**Written instruction**
Tally the lines of the data that include the word "nieprzyjętych" and state the total, nothing else.

(Dataset items)

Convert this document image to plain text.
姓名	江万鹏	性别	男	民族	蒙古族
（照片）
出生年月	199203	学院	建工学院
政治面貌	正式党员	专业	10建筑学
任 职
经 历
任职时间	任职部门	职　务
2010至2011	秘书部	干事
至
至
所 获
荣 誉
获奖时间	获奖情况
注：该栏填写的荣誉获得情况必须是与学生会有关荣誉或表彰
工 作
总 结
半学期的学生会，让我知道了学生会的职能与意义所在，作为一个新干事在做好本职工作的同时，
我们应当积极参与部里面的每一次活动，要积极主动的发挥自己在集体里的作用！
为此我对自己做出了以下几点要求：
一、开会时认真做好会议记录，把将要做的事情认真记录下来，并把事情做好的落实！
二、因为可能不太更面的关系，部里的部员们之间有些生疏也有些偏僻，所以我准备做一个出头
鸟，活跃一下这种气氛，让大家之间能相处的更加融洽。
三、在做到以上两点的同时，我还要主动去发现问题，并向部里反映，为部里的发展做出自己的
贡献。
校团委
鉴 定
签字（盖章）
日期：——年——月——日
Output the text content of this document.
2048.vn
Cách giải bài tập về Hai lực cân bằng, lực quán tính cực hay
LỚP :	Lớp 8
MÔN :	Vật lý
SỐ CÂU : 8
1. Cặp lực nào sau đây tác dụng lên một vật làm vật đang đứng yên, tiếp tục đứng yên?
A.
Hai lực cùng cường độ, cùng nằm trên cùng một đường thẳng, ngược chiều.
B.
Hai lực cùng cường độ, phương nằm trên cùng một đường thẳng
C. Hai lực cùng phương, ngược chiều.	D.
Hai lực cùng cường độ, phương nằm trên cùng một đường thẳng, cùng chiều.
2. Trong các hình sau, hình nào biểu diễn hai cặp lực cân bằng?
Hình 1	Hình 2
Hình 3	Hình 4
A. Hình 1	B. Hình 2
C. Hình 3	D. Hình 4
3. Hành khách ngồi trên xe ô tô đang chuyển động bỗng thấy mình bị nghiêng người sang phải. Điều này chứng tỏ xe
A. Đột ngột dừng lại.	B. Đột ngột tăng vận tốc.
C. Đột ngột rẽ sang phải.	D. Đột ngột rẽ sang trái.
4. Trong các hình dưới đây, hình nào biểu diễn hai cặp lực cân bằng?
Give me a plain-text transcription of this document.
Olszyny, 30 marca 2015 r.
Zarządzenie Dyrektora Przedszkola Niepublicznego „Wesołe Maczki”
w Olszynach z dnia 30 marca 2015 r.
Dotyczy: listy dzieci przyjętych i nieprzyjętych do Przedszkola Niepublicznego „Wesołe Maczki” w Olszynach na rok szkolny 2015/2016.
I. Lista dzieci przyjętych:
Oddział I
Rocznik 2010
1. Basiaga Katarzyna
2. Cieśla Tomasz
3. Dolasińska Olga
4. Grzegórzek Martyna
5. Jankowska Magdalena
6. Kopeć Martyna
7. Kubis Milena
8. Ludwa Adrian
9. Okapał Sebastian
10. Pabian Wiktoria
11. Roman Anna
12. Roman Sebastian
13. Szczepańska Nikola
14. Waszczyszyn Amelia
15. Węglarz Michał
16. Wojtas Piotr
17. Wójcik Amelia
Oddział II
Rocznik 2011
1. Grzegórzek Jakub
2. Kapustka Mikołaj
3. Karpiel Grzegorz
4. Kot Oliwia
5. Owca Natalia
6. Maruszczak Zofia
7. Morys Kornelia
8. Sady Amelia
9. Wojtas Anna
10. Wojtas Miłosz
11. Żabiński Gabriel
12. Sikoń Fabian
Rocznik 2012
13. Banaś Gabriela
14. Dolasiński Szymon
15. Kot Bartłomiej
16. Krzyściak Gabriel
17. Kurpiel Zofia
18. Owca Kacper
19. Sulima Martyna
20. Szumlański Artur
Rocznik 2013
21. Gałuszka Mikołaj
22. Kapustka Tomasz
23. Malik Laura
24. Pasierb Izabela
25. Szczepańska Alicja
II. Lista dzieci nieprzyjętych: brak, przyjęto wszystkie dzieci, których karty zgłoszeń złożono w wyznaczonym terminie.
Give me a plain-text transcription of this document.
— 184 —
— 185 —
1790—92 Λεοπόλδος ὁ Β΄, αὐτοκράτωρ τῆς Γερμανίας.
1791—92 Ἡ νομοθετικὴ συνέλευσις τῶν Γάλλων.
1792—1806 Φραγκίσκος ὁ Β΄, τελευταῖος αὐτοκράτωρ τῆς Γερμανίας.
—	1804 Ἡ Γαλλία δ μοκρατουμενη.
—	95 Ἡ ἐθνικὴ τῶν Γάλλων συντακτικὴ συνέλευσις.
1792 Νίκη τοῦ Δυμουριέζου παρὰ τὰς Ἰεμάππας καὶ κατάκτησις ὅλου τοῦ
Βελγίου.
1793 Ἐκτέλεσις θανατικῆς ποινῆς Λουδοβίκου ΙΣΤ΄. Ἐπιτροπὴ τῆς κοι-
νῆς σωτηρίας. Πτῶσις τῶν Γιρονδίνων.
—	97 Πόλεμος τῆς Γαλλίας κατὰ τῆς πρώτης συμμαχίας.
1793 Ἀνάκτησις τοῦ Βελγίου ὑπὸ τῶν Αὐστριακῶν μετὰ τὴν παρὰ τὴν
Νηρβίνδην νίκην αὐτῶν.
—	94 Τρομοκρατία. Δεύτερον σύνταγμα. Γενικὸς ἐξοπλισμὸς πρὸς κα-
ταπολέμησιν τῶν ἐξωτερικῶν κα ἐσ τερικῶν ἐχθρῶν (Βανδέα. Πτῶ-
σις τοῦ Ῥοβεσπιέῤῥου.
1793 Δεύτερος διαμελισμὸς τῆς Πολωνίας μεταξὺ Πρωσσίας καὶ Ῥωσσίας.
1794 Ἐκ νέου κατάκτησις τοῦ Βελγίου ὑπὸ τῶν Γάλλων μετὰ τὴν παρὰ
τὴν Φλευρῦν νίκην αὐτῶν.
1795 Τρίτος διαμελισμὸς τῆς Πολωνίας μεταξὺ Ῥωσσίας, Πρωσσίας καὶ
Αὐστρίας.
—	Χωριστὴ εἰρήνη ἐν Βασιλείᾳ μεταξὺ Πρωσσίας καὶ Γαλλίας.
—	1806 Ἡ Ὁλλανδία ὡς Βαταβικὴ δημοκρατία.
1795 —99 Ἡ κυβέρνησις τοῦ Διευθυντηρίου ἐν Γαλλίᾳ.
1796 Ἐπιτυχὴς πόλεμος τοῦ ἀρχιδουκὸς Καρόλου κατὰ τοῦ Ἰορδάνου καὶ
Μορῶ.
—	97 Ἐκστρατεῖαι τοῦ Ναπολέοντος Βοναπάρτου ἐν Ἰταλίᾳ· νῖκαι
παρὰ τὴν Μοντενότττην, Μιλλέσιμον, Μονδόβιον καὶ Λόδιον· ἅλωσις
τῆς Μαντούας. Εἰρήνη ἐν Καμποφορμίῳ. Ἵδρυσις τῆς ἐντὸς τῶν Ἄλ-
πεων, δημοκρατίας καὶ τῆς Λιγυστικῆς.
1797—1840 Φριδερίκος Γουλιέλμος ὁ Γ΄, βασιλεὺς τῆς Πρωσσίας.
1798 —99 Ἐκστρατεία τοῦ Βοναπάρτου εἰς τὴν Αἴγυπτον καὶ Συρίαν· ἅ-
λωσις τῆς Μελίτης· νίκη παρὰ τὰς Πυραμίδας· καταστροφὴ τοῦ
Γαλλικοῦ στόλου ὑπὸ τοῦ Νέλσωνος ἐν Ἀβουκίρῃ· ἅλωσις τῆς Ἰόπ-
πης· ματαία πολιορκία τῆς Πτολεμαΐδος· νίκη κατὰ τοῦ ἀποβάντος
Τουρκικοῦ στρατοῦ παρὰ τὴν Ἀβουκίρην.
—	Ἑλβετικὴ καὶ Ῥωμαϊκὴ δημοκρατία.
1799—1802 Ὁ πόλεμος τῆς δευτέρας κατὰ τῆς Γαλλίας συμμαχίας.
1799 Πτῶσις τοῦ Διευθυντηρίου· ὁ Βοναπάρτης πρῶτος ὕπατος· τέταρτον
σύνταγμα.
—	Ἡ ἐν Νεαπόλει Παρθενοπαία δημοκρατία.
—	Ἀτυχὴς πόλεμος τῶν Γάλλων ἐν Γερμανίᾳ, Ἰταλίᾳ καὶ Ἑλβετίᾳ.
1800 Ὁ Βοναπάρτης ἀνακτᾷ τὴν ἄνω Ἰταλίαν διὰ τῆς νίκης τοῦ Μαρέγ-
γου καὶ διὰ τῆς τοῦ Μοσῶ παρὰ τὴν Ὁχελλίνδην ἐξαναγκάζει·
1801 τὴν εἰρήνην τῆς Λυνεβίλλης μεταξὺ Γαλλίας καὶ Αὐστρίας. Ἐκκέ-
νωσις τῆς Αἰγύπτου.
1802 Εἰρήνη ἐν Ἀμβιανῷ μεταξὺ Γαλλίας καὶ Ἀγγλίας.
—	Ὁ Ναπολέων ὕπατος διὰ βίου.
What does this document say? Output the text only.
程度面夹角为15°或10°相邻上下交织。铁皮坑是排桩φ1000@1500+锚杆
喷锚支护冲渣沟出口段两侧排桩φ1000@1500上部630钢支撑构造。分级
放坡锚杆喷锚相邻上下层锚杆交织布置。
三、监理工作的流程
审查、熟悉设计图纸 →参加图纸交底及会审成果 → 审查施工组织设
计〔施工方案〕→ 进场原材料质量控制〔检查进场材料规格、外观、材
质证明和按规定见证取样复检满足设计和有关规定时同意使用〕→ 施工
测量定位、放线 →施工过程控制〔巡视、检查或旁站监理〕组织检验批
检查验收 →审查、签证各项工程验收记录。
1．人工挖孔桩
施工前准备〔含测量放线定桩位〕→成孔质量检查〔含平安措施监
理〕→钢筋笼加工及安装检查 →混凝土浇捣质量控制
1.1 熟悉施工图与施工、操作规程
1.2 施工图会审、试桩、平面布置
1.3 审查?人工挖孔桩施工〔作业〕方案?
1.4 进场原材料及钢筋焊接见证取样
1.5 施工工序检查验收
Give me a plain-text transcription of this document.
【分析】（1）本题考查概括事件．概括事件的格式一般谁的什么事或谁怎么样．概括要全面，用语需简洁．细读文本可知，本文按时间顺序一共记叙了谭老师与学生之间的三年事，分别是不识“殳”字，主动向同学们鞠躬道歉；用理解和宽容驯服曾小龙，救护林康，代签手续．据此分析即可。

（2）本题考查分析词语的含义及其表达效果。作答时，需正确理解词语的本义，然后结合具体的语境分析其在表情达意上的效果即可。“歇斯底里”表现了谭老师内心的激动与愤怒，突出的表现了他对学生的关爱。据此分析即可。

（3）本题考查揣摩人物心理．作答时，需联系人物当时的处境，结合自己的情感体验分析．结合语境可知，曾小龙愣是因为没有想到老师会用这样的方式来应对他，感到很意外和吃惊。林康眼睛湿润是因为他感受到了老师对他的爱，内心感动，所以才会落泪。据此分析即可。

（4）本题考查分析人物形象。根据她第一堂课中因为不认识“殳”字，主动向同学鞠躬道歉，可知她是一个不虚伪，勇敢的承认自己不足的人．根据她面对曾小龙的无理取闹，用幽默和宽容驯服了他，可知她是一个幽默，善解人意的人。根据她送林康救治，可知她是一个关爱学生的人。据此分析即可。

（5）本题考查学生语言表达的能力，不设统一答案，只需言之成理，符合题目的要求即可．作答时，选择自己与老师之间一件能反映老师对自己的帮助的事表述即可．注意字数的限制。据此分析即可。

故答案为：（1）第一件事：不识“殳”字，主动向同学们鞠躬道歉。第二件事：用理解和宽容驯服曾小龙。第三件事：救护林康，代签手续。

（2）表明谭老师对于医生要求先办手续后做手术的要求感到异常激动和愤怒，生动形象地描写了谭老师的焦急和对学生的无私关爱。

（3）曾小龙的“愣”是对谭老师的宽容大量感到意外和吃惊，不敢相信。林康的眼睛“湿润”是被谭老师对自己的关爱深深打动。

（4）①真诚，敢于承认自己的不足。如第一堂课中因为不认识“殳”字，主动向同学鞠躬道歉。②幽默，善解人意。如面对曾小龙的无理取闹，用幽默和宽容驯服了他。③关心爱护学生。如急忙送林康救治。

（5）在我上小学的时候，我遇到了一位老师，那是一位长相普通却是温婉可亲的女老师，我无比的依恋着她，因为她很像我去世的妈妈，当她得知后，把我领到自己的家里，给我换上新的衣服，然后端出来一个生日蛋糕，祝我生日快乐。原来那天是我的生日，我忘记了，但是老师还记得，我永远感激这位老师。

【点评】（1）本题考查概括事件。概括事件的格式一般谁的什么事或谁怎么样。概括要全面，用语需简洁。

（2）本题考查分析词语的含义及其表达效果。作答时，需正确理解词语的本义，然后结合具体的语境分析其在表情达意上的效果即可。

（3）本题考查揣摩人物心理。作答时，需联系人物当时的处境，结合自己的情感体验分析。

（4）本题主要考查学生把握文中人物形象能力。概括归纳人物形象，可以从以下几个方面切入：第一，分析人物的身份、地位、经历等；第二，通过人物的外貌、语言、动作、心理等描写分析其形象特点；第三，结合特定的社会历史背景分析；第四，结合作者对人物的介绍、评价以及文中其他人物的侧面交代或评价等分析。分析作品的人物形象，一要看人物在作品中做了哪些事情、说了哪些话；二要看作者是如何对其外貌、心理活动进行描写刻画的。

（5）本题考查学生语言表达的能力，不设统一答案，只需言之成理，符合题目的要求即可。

**Answer to this task**
2